Exactly repeat the full listing that follows.

───

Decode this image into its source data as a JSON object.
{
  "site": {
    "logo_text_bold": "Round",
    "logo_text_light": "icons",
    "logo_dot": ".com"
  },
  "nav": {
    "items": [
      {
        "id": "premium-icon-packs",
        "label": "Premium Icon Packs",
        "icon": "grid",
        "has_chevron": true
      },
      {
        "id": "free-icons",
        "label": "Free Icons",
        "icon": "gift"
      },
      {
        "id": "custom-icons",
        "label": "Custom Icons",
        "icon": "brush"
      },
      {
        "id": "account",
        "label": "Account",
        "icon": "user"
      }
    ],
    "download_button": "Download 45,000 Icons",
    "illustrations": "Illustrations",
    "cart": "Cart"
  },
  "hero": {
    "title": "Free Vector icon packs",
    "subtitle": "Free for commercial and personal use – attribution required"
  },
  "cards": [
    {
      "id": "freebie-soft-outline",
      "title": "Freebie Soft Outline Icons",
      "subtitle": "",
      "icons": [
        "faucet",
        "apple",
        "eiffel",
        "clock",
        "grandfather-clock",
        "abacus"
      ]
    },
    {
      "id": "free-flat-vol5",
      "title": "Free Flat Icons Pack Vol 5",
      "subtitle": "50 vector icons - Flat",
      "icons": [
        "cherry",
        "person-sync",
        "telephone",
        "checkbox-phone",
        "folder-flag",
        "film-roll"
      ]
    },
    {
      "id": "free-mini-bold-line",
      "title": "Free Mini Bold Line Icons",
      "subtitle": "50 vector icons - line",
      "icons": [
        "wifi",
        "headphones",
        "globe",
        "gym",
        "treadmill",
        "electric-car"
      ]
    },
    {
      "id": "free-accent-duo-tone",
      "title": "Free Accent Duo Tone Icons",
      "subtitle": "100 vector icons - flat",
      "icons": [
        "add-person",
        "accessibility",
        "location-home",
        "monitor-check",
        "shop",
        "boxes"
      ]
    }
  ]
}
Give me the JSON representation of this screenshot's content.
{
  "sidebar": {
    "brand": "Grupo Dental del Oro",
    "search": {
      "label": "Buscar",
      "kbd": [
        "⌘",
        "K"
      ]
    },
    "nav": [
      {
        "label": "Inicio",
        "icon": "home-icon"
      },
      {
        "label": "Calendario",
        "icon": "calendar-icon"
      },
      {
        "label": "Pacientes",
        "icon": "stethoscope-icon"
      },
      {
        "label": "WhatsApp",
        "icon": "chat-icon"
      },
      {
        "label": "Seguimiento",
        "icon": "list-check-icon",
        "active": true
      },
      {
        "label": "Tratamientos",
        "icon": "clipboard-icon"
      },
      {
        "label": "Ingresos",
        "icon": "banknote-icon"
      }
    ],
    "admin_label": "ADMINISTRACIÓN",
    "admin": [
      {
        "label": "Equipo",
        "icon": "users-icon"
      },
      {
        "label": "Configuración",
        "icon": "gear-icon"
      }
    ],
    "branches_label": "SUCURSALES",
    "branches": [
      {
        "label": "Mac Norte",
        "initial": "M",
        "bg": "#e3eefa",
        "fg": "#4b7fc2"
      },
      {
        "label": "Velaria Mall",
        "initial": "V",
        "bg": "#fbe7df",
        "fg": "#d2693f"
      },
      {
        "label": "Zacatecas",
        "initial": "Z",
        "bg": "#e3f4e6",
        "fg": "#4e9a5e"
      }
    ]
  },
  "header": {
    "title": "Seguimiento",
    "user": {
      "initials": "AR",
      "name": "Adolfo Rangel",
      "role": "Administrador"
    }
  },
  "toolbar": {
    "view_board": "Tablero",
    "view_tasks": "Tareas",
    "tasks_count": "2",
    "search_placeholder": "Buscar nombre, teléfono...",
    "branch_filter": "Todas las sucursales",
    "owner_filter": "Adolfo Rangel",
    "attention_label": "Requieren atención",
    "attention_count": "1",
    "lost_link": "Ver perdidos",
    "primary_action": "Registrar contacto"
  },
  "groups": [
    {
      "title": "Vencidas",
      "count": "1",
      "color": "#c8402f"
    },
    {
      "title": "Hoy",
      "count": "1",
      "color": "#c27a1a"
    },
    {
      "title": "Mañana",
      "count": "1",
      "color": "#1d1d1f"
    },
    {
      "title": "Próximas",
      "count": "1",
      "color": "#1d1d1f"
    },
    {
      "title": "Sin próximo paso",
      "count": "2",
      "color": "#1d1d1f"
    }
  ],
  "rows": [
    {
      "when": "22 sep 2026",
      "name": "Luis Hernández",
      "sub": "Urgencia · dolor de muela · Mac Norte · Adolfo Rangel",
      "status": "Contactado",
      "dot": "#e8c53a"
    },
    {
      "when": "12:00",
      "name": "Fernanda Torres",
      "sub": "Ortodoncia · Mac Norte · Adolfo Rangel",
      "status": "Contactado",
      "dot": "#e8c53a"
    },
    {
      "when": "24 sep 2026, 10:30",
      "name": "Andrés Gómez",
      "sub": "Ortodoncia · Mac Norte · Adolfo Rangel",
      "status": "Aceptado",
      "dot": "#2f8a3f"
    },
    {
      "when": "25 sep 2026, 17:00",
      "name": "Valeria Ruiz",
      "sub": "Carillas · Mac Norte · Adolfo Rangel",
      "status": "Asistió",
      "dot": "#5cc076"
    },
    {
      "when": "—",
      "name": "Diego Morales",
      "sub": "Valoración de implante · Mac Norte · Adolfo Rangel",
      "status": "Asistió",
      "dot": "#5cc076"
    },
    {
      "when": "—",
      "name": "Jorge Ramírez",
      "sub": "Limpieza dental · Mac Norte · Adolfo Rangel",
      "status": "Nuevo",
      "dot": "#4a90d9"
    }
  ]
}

───

• FINISHED ANSWER:
Decode this image into its source data as a JSON object.
{
  "site": {
    "logo_text_bold": "Round",
    "logo_text_light": "icons",
    "logo_dot": ".com"
  },
  "nav": {
    "items": [
      {
        "id": "premium-icon-packs",
        "label": "Premium Icon Packs",
        "icon": "grid",
        "has_chevron": true
      },
      {
        "id": "free-icons",
        "label": "Free Icons",
        "icon": "gift"
      },
      {
        "id": "custom-icons",
        "label": "Custom Icons",
        "icon": "brush"
      },
      {
        "id": "account",
        "label": "Account",
        "icon": "user"
      }
    ],
    "download_button": "Download 45,000 Icons",
    "illustrations": "Illustrations",
    "cart": "Cart"
  },
  "hero": {
    "title": "Free Vector icon packs",
    "subtitle": "Free for commercial and personal use – attribution required"
  },
  "cards": [
    {
      "id": "freebie-soft-outline",
      "title": "Freebie Soft Outline Icons",
      "subtitle": "",
      "icons": [
        "faucet",
        "apple",
        "eiffel",
        "clock",
        "grandfather-clock",
        "abacus"
      ]
    },
    {
      "id": "free-flat-vol5",
      "title": "Free Flat Icons Pack Vol 5",
      "subtitle": "50 vector icons - Flat",
      "icons": [
        "cherry",
        "person-sync",
        "telephone",
        "checkbox-phone",
        "folder-flag",
        "film-roll"
      ]
    },
    {
      "id": "free-mini-bold-line",
      "title": "Free Mini Bold Line Icons",
      "subtitle": "50 vector icons - line",
      "icons": [
        "wifi",
        "headphones",
        "globe",
        "gym",
        "treadmill",
        "electric-car"
      ]
    },
    {
      "id": "free-accent-duo-tone",
      "title": "Free Accent Duo Tone Icons",
      "subtitle": "100 vector icons - flat",
      "icons": [
        "add-person",
        "accessibility",
        "location-home",
        "monitor-check",
        "shop",
        "boxes"
      ]
    }
  ]
}
Give me the JSON representation of this screenshot's content.
{
  "sidebar": {
    "brand": "Grupo Dental del Oro",
    "search": {
      "label": "Buscar",
      "kbd": [
        "⌘",
        "K"
      ]
    },
    "nav": [
      {
        "label": "Inicio",
        "icon": "home-icon"
      },
      {
        "label": "Calendario",
        "icon": "calendar-icon"
      },
      {
        "label": "Pacientes",
        "icon": "stethoscope-icon"
      },
      {
        "label": "WhatsApp",
        "icon": "chat-icon"
      },
      {
        "label": "Seguimiento",
        "icon": "list-check-icon",
        "active": true
      },
      {
        "label": "Tratamientos",
        "icon": "clipboard-icon"
      },
      {
        "label": "Ingresos",
        "icon": "banknote-icon"
      }
    ],
    "admin_label": "ADMINISTRACIÓN",
    "admin": [
      {
        "label": "Equipo",
        "icon": "users-icon"
      },
      {
        "label": "Configuración",
        "icon": "gear-icon"
      }
    ],
    "branches_label": "SUCURSALES",
    "branches": [
      {
        "label": "Mac Norte",
        "initial": "M",
        "bg": "#e3eefa",
        "fg": "#4b7fc2"
      },
      {
        "label": "Velaria Mall",
        "initial": "V",
        "bg": "#fbe7df",
        "fg": "#d2693f"
      },
      {
        "label": "Zacatecas",
        "initial": "Z",
        "bg": "#e3f4e6",
        "fg": "#4e9a5e"
      }
    ]
  },
  "header": {
    "title": "Seguimiento",
    "user": {
      "initials": "AR",
      "name": "Adolfo Rangel",
      "role": "Administrador"
    }
  },
  "toolbar": {
    "view_board": "Tablero",
    "view_tasks": "Tareas",
    "tasks_count": "2",
    "search_placeholder": "Buscar nombre, teléfono...",
    "branch_filter": "Todas las sucursales",
    "owner_filter": "Adolfo Rangel",
    "attention_label": "Requieren atención",
    "attention_count": "1",
    "lost_link": "Ver perdidos",
    "primary_action": "Registrar contacto"
  },
  "groups": [
    {
      "title": "Vencidas",
      "count": "1",
      "color": "#c8402f"
    },
    {
      "title": "Hoy",
      "count": "1",
      "color": "#c27a1a"
    },
    {
      "title": "Mañana",
      "count": "1",
      "color": "#1d1d1f"
    },
    {
      "title": "Próximas",
      "count": "1",
      "color": "#1d1d1f"
    },
    {
      "title": "Sin próximo paso",
      "count": "2",
      "color": "#1d1d1f"
    }
  ],
  "rows": [
    {
      "when": "22 sep 2026",
      "name": "Luis Hernández",
      "sub": "Urgencia · dolor de muela · Mac Norte · Adolfo Rangel",
      "status": "Contactado",
      "dot": "#e8c53a"
    },
    {
      "when": "12:00",
      "name": "Fernanda Torres",
      "sub": "Ortodoncia · Mac Norte · Adolfo Rangel",
      "status": "Contactado",
      "dot": "#e8c53a"
    },
    {
      "when": "24 sep 2026, 10:30",
      "name": "Andrés Gómez",
      "sub": "Ortodoncia · Mac Norte · Adolfo Rangel",
      "status": "Aceptado",
      "dot": "#2f8a3f"
    },
    {
      "when": "25 sep 2026, 17:00",
      "name": "Valeria Ruiz",
      "sub": "Carillas · Mac Norte · Adolfo Rangel",
      "status": "Asistió",
      "dot": "#5cc076"
    },
    {
      "when": "—",
      "name": "Diego Morales",
      "sub": "Valoración de implante · Mac Norte · Adolfo Rangel",
      "status": "Asistió",
      "dot": "#5cc076"
    },
    {
      "when": "—",
      "name": "Jorge Ramírez",
      "sub": "Limpieza dental · Mac Norte · Adolfo Rangel",
      "status": "Nuevo",
      "dot": "#4a90d9"
    }
  ]
}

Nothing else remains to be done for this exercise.